Set task :: Write the records below out in full, character for character, with no pictures.

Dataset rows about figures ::
- - - -
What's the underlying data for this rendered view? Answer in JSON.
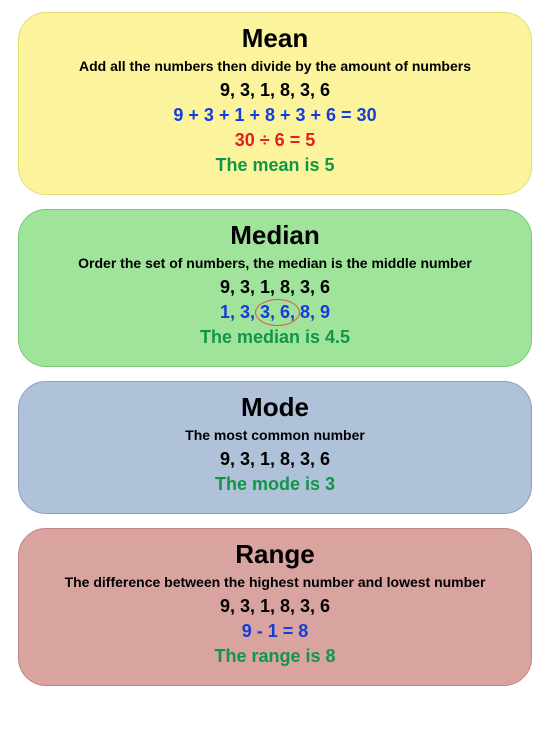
{
  "colors": {
    "black": "#000000",
    "blue": "#143cdc",
    "red": "#e11f1f",
    "green": "#109648"
  },
  "cards": [
    {
      "id": "mean",
      "bg": "#fbf49c",
      "border": "#e6dd6e",
      "title": "Mean",
      "desc": "Add all the numbers then divide by the amount of numbers",
      "lines": [
        {
          "text": "9, 3, 1, 8, 3, 6",
          "color": "black"
        },
        {
          "text": "9 + 3 + 1 + 8 + 3 + 6 = 30",
          "color": "blue"
        },
        {
          "text": "30 ÷ 6 = 5",
          "color": "red"
        },
        {
          "text": "The mean is 5",
          "color": "green"
        }
      ]
    },
    {
      "id": "median",
      "bg": "#a0e39b",
      "border": "#77c873",
      "title": "Median",
      "desc": "Order the set of numbers, the median is the middle number",
      "lines": [
        {
          "text": "9, 3, 1, 8, 3, 6",
          "color": "black"
        },
        {
          "pre": "1, 3, ",
          "mid": "3, 6,",
          "post": " 8, 9",
          "circle": true,
          "color": "blue"
        },
        {
          "text": "The median is 4.5",
          "color": "green"
        }
      ]
    },
    {
      "id": "mode",
      "bg": "#b0c1da",
      "border": "#8aa1c2",
      "title": "Mode",
      "desc": "The most common number",
      "lines": [
        {
          "text": "9, 3, 1, 8, 3, 6",
          "color": "black"
        },
        {
          "text": "The mode is 3",
          "color": "green"
        }
      ]
    },
    {
      "id": "range",
      "bg": "#d9a3a0",
      "border": "#c48380",
      "title": "Range",
      "desc": "The difference between the highest number and lowest number",
      "lines": [
        {
          "text": "9, 3, 1, 8, 3, 6",
          "color": "black"
        },
        {
          "text": "9 - 1 = 8",
          "color": "blue"
        },
        {
          "text": "The range is 8",
          "color": "green"
        }
      ]
    }
  ]
}
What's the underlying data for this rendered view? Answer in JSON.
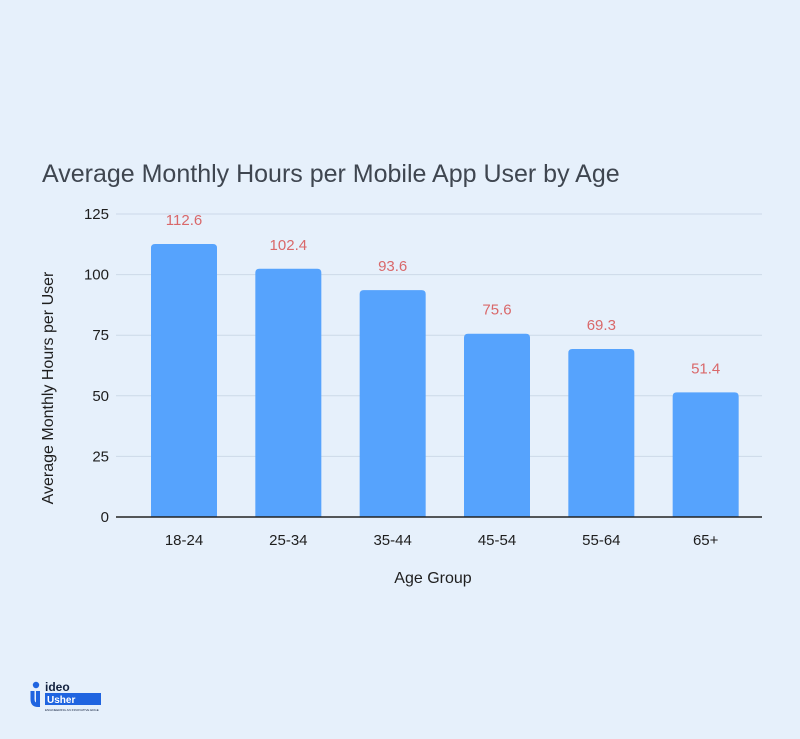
{
  "chart_data": {
    "type": "bar",
    "title": "Average Monthly Hours per Mobile App User by Age",
    "xlabel": "Age Group",
    "ylabel": "Average Monthly Hours per User",
    "categories": [
      "18-24",
      "25-34",
      "35-44",
      "45-54",
      "55-64",
      "65+"
    ],
    "values": [
      112.6,
      102.4,
      93.6,
      75.6,
      69.3,
      51.4
    ],
    "value_labels": [
      "112.6",
      "102.4",
      "93.6",
      "75.6",
      "69.3",
      "51.4"
    ],
    "ylim": [
      0,
      125
    ],
    "yticks": [
      0,
      25,
      50,
      75,
      100,
      125
    ],
    "grid": true,
    "colors": {
      "bar": "#56a3fd",
      "value_label": "#d9686a"
    }
  },
  "logo": {
    "brand_top": "ideo",
    "brand_bottom": "Usher",
    "tagline": "ENGINEERING AN INNOVATIVE EDGE",
    "colors": {
      "primary": "#1f64e0",
      "dark": "#13223f"
    }
  }
}
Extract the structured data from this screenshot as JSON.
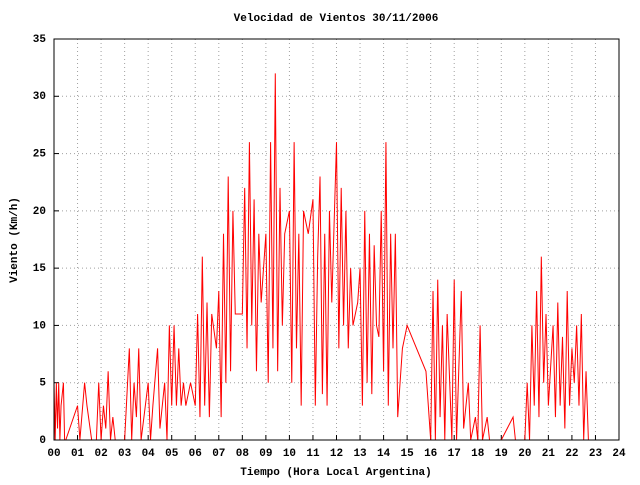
- - - -
Result ::
What's the underlying data for this rendered view? Answer in JSON.
{
  "colors": {
    "black": "#000000",
    "blue": "#143cdc",
    "red": "#e11f1f",
    "green": "#109648"
  },
  "cards": [
    {
      "id": "mean",
      "bg": "#fbf49c",
      "border": "#e6dd6e",
      "title": "Mean",
      "desc": "Add all the numbers then divide by the amount of numbers",
      "lines": [
        {
          "text": "9, 3, 1, 8, 3, 6",
          "color": "black"
        },
        {
          "text": "9 + 3 + 1 + 8 + 3 + 6 = 30",
          "color": "blue"
        },
        {
          "text": "30 ÷ 6 = 5",
          "color": "red"
        },
        {
          "text": "The mean is 5",
          "color": "green"
        }
      ]
    },
    {
      "id": "median",
      "bg": "#a0e39b",
      "border": "#77c873",
      "title": "Median",
      "desc": "Order the set of numbers, the median is the middle number",
      "lines": [
        {
          "text": "9, 3, 1, 8, 3, 6",
          "color": "black"
        },
        {
          "pre": "1, 3, ",
          "mid": "3, 6,",
          "post": " 8, 9",
          "circle": true,
          "color": "blue"
        },
        {
          "text": "The median is 4.5",
          "color": "green"
        }
      ]
    },
    {
      "id": "mode",
      "bg": "#b0c1da",
      "border": "#8aa1c2",
      "title": "Mode",
      "desc": "The most common number",
      "lines": [
        {
          "text": "9, 3, 1, 8, 3, 6",
          "color": "black"
        },
        {
          "text": "The mode is 3",
          "color": "green"
        }
      ]
    },
    {
      "id": "range",
      "bg": "#d9a3a0",
      "border": "#c48380",
      "title": "Range",
      "desc": "The difference between the highest number and lowest number",
      "lines": [
        {
          "text": "9, 3, 1, 8, 3, 6",
          "color": "black"
        },
        {
          "text": "9 - 1 = 8",
          "color": "blue"
        },
        {
          "text": "The range is 8",
          "color": "green"
        }
      ]
    }
  ]
}
What's the underlying data for this rendered view? Answer in JSON.
{
  "chart_data": {
    "type": "bar",
    "title": "Average Monthly Hours per Mobile App User by Age",
    "xlabel": "Age Group",
    "ylabel": "Average Monthly Hours per User",
    "categories": [
      "18-24",
      "25-34",
      "35-44",
      "45-54",
      "55-64",
      "65+"
    ],
    "values": [
      112.6,
      102.4,
      93.6,
      75.6,
      69.3,
      51.4
    ],
    "value_labels": [
      "112.6",
      "102.4",
      "93.6",
      "75.6",
      "69.3",
      "51.4"
    ],
    "ylim": [
      0,
      125
    ],
    "yticks": [
      0,
      25,
      50,
      75,
      100,
      125
    ],
    "grid": true,
    "colors": {
      "bar": "#56a3fd",
      "value_label": "#d9686a"
    }
  },
  "logo": {
    "brand_top": "ideo",
    "brand_bottom": "Usher",
    "tagline": "ENGINEERING AN INNOVATIVE EDGE",
    "colors": {
      "primary": "#1f64e0",
      "dark": "#13223f"
    }
  }
}
Extract the structured data from this screenshot as JSON.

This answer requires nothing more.